# Brief
Pull out every line from the listing that has the word "systems".

-.-.-

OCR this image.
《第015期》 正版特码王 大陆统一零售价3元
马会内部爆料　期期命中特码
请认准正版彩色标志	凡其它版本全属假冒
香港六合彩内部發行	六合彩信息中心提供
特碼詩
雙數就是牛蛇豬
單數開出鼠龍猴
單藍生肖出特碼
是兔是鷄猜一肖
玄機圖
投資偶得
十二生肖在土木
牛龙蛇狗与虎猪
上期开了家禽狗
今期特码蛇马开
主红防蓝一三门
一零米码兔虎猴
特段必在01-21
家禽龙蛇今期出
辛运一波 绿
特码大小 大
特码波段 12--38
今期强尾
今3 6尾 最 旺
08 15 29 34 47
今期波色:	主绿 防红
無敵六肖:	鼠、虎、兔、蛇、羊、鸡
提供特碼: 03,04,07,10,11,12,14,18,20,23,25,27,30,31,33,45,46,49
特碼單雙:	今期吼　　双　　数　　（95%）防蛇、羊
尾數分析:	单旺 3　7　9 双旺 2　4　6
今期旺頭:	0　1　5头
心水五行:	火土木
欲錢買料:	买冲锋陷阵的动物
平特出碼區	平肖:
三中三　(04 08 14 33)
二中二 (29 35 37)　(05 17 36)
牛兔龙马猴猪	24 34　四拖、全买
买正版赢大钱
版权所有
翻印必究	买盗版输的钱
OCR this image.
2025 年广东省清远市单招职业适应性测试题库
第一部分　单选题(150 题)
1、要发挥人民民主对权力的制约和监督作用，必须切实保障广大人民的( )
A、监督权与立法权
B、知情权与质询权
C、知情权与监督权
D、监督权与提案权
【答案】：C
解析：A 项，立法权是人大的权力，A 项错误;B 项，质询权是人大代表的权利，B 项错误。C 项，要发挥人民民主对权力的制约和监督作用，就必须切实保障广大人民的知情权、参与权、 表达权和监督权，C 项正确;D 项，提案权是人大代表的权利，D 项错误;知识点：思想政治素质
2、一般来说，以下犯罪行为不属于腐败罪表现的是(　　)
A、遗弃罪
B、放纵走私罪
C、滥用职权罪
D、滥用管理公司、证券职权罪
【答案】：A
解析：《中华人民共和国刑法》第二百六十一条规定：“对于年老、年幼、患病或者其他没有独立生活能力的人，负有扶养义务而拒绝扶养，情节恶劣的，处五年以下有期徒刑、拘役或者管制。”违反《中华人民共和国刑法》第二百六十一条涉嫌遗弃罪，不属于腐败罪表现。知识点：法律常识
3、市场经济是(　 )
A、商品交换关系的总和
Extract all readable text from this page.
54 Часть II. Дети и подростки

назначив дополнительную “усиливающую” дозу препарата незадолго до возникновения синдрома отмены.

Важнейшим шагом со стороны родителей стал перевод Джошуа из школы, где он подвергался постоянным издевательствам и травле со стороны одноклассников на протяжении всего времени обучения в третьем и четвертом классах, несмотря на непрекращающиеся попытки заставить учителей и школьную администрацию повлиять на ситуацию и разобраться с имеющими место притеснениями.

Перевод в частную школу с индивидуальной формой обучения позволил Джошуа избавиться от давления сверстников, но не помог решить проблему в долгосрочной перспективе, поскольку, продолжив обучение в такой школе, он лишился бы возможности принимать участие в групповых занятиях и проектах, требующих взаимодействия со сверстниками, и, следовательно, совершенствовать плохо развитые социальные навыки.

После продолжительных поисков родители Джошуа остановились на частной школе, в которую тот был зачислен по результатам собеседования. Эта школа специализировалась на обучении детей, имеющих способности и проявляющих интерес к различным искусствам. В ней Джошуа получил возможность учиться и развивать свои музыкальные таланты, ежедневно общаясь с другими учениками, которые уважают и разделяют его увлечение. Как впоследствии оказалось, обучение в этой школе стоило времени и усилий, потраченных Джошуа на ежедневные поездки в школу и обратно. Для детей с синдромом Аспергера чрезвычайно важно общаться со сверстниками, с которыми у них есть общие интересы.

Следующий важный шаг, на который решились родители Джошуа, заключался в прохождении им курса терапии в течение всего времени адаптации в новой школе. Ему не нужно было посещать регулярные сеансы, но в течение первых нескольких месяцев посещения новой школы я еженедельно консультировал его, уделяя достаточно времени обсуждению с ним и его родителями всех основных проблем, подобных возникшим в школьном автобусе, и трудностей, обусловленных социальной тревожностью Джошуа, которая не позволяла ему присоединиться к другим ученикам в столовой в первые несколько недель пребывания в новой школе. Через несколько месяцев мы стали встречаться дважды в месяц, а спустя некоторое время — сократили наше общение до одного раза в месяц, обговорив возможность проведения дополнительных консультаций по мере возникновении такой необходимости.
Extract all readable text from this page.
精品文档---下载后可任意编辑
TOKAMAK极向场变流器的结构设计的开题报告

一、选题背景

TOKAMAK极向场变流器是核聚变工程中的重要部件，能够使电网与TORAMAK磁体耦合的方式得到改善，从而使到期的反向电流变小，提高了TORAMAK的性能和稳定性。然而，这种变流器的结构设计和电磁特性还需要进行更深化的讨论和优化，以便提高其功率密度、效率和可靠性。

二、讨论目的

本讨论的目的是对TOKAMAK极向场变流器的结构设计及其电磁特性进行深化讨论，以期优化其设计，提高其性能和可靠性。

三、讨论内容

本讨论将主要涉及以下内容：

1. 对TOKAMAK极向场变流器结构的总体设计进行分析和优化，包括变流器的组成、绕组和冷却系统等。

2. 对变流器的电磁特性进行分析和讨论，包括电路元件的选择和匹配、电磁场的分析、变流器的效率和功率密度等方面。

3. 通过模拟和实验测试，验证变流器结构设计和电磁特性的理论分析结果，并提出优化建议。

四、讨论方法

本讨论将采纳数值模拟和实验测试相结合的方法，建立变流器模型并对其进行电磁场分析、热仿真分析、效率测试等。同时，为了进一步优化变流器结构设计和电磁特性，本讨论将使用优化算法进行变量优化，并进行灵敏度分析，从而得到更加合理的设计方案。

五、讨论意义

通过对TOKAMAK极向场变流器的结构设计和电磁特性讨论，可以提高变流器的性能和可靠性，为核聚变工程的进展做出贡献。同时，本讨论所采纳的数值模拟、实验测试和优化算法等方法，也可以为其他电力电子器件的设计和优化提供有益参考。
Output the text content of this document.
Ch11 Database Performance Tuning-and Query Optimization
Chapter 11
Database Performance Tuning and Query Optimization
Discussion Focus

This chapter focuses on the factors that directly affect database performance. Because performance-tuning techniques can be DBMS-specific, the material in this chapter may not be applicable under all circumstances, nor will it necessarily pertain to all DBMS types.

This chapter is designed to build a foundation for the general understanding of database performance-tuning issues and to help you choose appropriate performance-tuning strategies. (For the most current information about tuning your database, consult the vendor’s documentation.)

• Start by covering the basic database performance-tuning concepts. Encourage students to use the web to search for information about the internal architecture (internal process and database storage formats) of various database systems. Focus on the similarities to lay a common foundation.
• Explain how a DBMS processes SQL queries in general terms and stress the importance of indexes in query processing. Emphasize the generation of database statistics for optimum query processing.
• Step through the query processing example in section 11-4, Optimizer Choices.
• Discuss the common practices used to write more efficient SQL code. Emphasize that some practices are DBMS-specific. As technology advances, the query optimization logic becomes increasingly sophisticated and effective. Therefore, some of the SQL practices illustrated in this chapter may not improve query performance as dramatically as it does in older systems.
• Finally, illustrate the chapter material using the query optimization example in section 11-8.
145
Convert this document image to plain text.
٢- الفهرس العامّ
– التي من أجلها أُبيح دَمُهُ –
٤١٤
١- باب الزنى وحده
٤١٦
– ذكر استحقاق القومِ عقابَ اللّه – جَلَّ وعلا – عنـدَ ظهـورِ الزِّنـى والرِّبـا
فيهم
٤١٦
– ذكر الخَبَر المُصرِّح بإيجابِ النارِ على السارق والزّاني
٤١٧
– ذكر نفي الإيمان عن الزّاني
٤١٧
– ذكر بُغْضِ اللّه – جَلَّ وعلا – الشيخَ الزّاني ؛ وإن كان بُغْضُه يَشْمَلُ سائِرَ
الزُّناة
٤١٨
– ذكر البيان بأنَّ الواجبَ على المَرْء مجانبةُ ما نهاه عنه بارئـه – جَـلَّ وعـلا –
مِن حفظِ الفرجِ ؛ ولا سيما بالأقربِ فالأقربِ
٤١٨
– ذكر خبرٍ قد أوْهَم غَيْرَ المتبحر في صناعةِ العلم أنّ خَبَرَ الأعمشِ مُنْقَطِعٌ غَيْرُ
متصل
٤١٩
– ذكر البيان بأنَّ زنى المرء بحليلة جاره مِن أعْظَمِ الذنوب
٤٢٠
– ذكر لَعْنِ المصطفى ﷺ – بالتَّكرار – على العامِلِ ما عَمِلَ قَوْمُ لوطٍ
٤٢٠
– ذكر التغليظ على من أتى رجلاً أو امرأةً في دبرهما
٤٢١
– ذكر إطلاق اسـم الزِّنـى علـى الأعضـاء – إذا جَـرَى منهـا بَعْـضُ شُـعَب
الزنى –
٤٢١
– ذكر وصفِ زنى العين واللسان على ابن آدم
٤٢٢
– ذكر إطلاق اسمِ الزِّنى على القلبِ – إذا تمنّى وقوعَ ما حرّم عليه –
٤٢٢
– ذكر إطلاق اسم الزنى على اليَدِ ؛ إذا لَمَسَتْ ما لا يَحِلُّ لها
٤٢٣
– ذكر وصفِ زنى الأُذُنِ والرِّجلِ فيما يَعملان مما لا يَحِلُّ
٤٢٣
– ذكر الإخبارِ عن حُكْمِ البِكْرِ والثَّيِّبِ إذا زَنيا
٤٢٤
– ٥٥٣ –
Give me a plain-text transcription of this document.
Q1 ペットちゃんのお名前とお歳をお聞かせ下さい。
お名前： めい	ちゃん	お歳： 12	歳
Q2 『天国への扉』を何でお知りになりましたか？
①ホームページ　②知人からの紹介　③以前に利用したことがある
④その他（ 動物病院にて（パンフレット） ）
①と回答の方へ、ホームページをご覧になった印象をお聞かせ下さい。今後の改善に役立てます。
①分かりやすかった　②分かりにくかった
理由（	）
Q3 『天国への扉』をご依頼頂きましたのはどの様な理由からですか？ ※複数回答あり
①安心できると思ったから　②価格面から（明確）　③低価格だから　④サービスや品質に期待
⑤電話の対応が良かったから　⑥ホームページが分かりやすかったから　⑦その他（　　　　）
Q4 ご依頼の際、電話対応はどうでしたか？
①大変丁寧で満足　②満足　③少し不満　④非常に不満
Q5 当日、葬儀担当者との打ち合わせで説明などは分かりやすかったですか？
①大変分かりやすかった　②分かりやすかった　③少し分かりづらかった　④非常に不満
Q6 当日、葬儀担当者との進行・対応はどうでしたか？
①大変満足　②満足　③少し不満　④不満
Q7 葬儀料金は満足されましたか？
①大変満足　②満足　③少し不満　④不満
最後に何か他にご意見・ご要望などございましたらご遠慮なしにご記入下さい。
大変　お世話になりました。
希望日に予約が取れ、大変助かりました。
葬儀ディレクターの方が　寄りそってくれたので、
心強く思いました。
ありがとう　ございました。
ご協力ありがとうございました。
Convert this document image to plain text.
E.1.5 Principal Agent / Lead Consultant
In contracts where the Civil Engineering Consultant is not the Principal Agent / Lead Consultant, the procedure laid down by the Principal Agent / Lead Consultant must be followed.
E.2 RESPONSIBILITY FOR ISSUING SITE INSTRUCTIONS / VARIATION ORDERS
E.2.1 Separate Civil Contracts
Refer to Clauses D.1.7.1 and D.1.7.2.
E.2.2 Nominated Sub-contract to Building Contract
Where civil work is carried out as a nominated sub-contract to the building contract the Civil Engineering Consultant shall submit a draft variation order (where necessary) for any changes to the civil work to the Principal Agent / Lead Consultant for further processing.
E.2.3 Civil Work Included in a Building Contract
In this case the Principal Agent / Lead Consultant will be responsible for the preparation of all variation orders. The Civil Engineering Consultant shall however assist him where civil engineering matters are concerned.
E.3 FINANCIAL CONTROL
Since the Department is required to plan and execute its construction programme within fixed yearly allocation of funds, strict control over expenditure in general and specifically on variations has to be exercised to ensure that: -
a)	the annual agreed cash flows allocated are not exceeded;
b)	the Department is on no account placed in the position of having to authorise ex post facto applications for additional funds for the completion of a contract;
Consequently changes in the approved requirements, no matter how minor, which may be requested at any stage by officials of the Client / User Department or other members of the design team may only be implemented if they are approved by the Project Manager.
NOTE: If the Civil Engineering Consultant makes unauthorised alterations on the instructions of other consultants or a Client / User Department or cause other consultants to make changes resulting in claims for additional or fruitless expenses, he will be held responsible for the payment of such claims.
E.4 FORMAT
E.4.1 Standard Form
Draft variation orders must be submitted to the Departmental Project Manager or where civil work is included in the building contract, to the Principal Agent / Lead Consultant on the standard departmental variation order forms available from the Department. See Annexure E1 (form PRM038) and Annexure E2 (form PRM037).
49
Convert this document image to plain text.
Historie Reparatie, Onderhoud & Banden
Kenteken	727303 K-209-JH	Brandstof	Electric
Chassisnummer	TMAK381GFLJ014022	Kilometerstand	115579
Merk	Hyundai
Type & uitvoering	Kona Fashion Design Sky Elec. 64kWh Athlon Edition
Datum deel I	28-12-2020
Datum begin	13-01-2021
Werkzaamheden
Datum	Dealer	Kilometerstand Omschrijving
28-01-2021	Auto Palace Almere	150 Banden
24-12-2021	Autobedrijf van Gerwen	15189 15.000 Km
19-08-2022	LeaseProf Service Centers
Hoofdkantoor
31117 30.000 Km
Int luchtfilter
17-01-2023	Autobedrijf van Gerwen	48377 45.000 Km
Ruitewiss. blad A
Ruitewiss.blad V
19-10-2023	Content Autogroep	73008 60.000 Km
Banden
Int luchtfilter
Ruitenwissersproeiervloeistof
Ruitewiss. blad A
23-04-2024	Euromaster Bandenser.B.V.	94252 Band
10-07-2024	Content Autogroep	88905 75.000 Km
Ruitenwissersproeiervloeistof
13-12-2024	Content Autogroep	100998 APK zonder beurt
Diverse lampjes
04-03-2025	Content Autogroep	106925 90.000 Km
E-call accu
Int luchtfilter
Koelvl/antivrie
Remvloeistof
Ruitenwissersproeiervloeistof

-.-.-

# Answer to this exercise
• Start by covering the basic database performance-tuning concepts. Encourage students to use the web to search for information about the internal architecture (internal process and database storage formats) of various database systems. Focus on the similarities to lay a common foundation.
• Discuss the common practices used to write more efficient SQL code. Emphasize that some practices are DBMS-specific. As technology advances, the query optimization logic becomes increasingly sophisticated and effective. Therefore, some of the SQL practices illustrated in this chapter may not improve query performance as dramatically as it does in older systems.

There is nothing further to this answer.